*WHAT IS NEEDED*. Restate the full listing word for word and leave the pictures out.

--- DATA PROVIDED ---

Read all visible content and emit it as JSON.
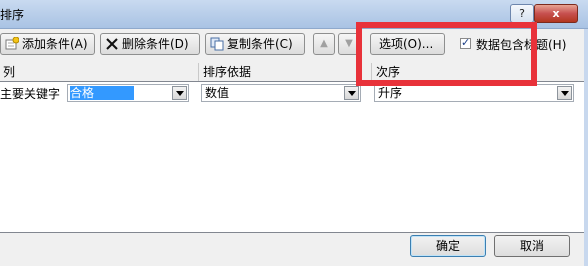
{
  "window": {
    "title": "排序",
    "help_button": "?",
    "close_button": "x"
  },
  "toolbar": {
    "add_condition": "添加条件(A)",
    "delete_condition": "删除条件(D)",
    "copy_condition": "复制条件(C)",
    "move_up": "▲",
    "move_down": "▼",
    "options": "选项(O)...",
    "header_checkbox_label": "数据包含标题(H)",
    "header_checkbox_checked": true
  },
  "columns": {
    "col": "列",
    "sort_on": "排序依据",
    "order": "次序"
  },
  "rows": [
    {
      "label": "主要关键字",
      "column_value": "合格",
      "sort_on_value": "数值",
      "order_value": "升序"
    }
  ],
  "buttons": {
    "ok": "确定",
    "cancel": "取消"
  },
  "colors": {
    "highlight_box": "#e8323a",
    "selection": "#3399ff"
  }
}
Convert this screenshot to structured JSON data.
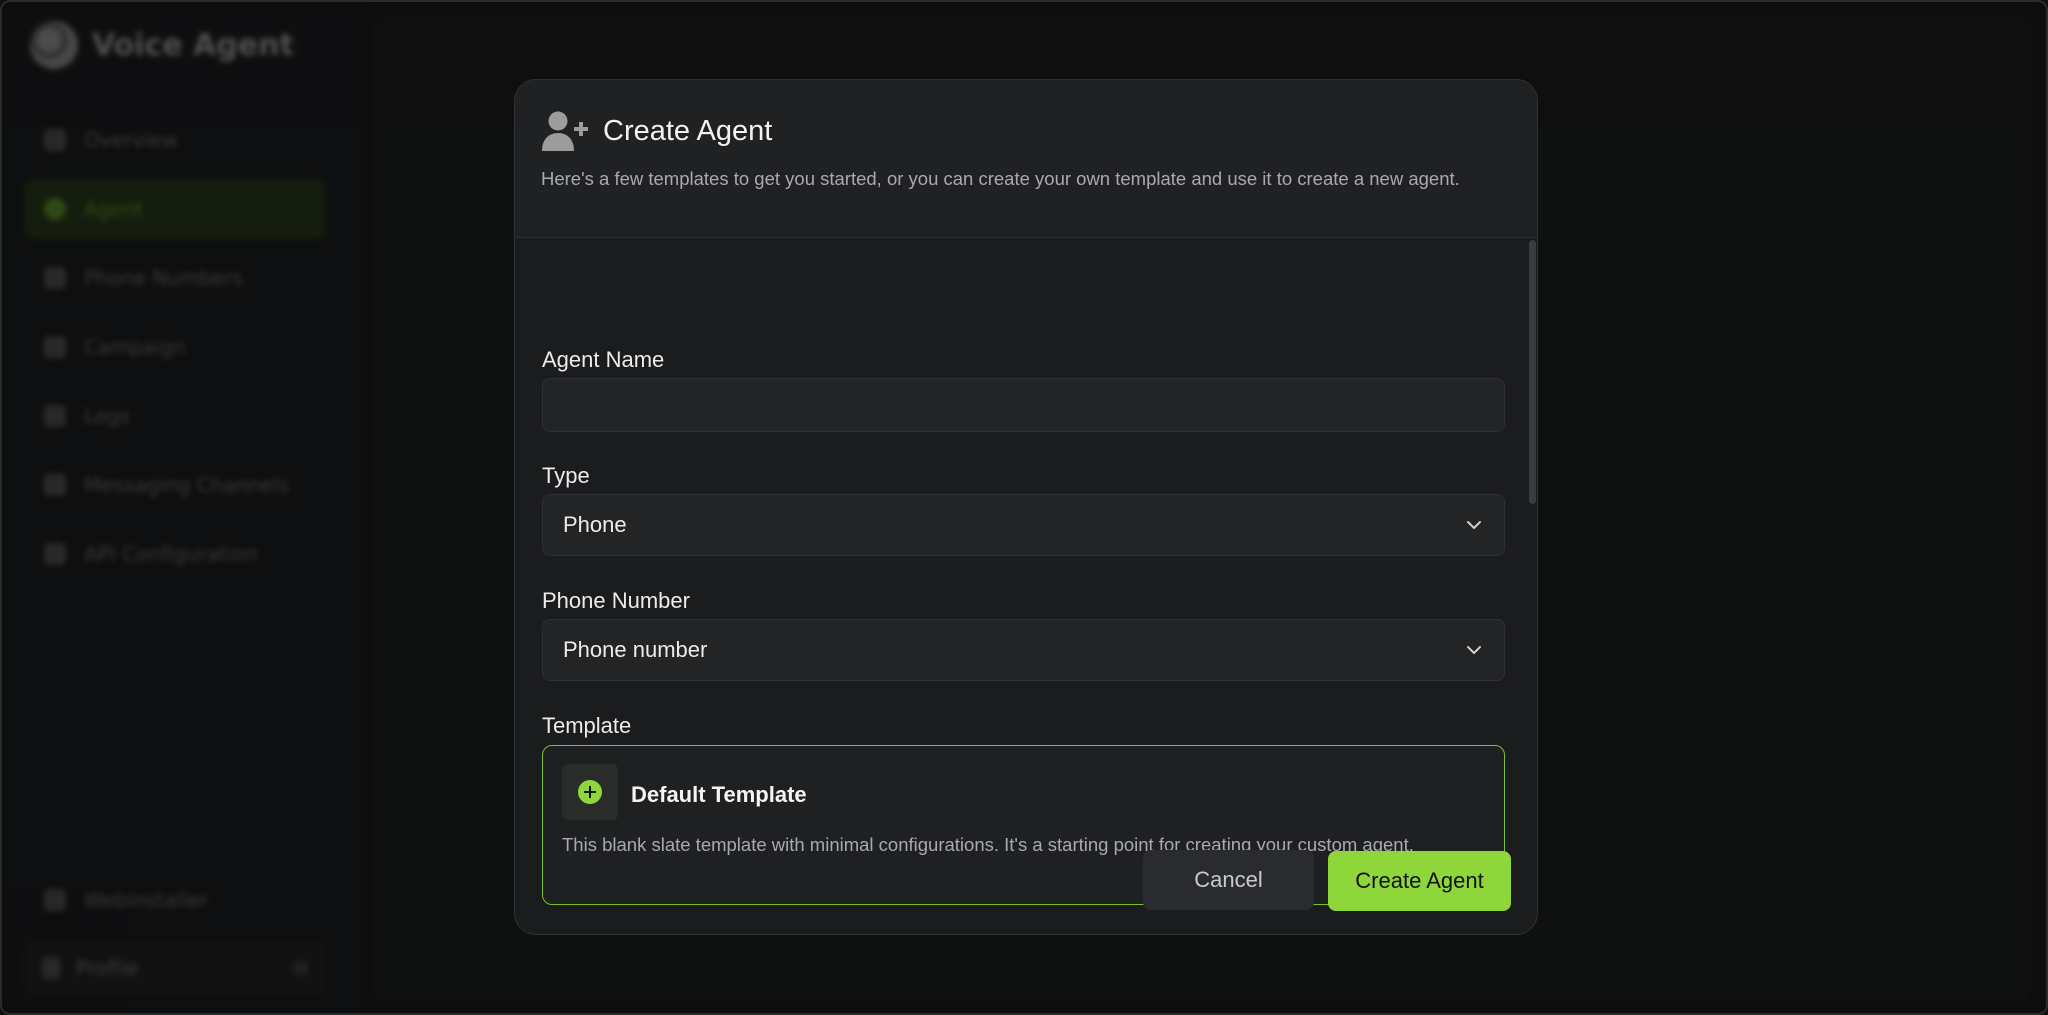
{
  "app": {
    "brand_name": "Voice Agent"
  },
  "sidebar": {
    "items": [
      {
        "label": "Overview",
        "icon": "grid-icon"
      },
      {
        "label": "Agent",
        "icon": "agent-icon",
        "active": true
      },
      {
        "label": "Phone Numbers",
        "icon": "phone-icon"
      },
      {
        "label": "Campaign",
        "icon": "campaign-icon"
      },
      {
        "label": "Logs",
        "icon": "logs-icon"
      },
      {
        "label": "Messaging Channels",
        "icon": "message-icon"
      },
      {
        "label": "API Configuration",
        "icon": "api-icon"
      }
    ],
    "bottom_item": {
      "label": "Webinstaller",
      "icon": "webhook-icon"
    },
    "profile": {
      "label": "Profile",
      "icon": "user-icon"
    }
  },
  "modal": {
    "title": "Create Agent",
    "title_icon": "user-plus-icon",
    "subtitle": "Here's a few templates to get you started, or you can create your own template and use it to create a new agent.",
    "fields": {
      "agent_name": {
        "label": "Agent Name",
        "value": "",
        "placeholder": ""
      },
      "type": {
        "label": "Type",
        "value": "Phone"
      },
      "phone_number": {
        "label": "Phone Number",
        "value": "Phone number"
      },
      "template": {
        "label": "Template"
      }
    },
    "template_card": {
      "title": "Default Template",
      "description": "This blank slate template with minimal configurations. It's a starting point for creating your custom agent.",
      "icon": "plus-circle-icon"
    },
    "buttons": {
      "cancel": "Cancel",
      "create": "Create Agent"
    }
  },
  "colors": {
    "accent": "#8fd63a",
    "modal_bg": "#1b1c1e",
    "card_border": "#7fbf2a"
  }
}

---

*ANSWER*.
Read all visible content and emit it as JSON.
{
  "window": {
    "title": "排序",
    "help_button": "?",
    "close_button": "x"
  },
  "toolbar": {
    "add_condition": "添加条件(A)",
    "delete_condition": "删除条件(D)",
    "copy_condition": "复制条件(C)",
    "move_up": "▲",
    "move_down": "▼",
    "options": "选项(O)...",
    "header_checkbox_label": "数据包含标题(H)",
    "header_checkbox_checked": true
  },
  "columns": {
    "col": "列",
    "sort_on": "排序依据",
    "order": "次序"
  },
  "rows": [
    {
      "label": "主要关键字",
      "column_value": "合格",
      "sort_on_value": "数值",
      "order_value": "升序"
    }
  ],
  "buttons": {
    "ok": "确定",
    "cancel": "取消"
  },
  "colors": {
    "highlight_box": "#e8323a",
    "selection": "#3399ff"
  }
}
Convert this screenshot to structured JSON data.
{
  "app": {
    "brand_name": "Voice Agent"
  },
  "sidebar": {
    "items": [
      {
        "label": "Overview",
        "icon": "grid-icon"
      },
      {
        "label": "Agent",
        "icon": "agent-icon",
        "active": true
      },
      {
        "label": "Phone Numbers",
        "icon": "phone-icon"
      },
      {
        "label": "Campaign",
        "icon": "campaign-icon"
      },
      {
        "label": "Logs",
        "icon": "logs-icon"
      },
      {
        "label": "Messaging Channels",
        "icon": "message-icon"
      },
      {
        "label": "API Configuration",
        "icon": "api-icon"
      }
    ],
    "bottom_item": {
      "label": "Webinstaller",
      "icon": "webhook-icon"
    },
    "profile": {
      "label": "Profile",
      "icon": "user-icon"
    }
  },
  "modal": {
    "title": "Create Agent",
    "title_icon": "user-plus-icon",
    "subtitle": "Here's a few templates to get you started, or you can create your own template and use it to create a new agent.",
    "fields": {
      "agent_name": {
        "label": "Agent Name",
        "value": "",
        "placeholder": ""
      },
      "type": {
        "label": "Type",
        "value": "Phone"
      },
      "phone_number": {
        "label": "Phone Number",
        "value": "Phone number"
      },
      "template": {
        "label": "Template"
      }
    },
    "template_card": {
      "title": "Default Template",
      "description": "This blank slate template with minimal configurations. It's a starting point for creating your custom agent.",
      "icon": "plus-circle-icon"
    },
    "buttons": {
      "cancel": "Cancel",
      "create": "Create Agent"
    }
  },
  "colors": {
    "accent": "#8fd63a",
    "modal_bg": "#1b1c1e",
    "card_border": "#7fbf2a"
  }
}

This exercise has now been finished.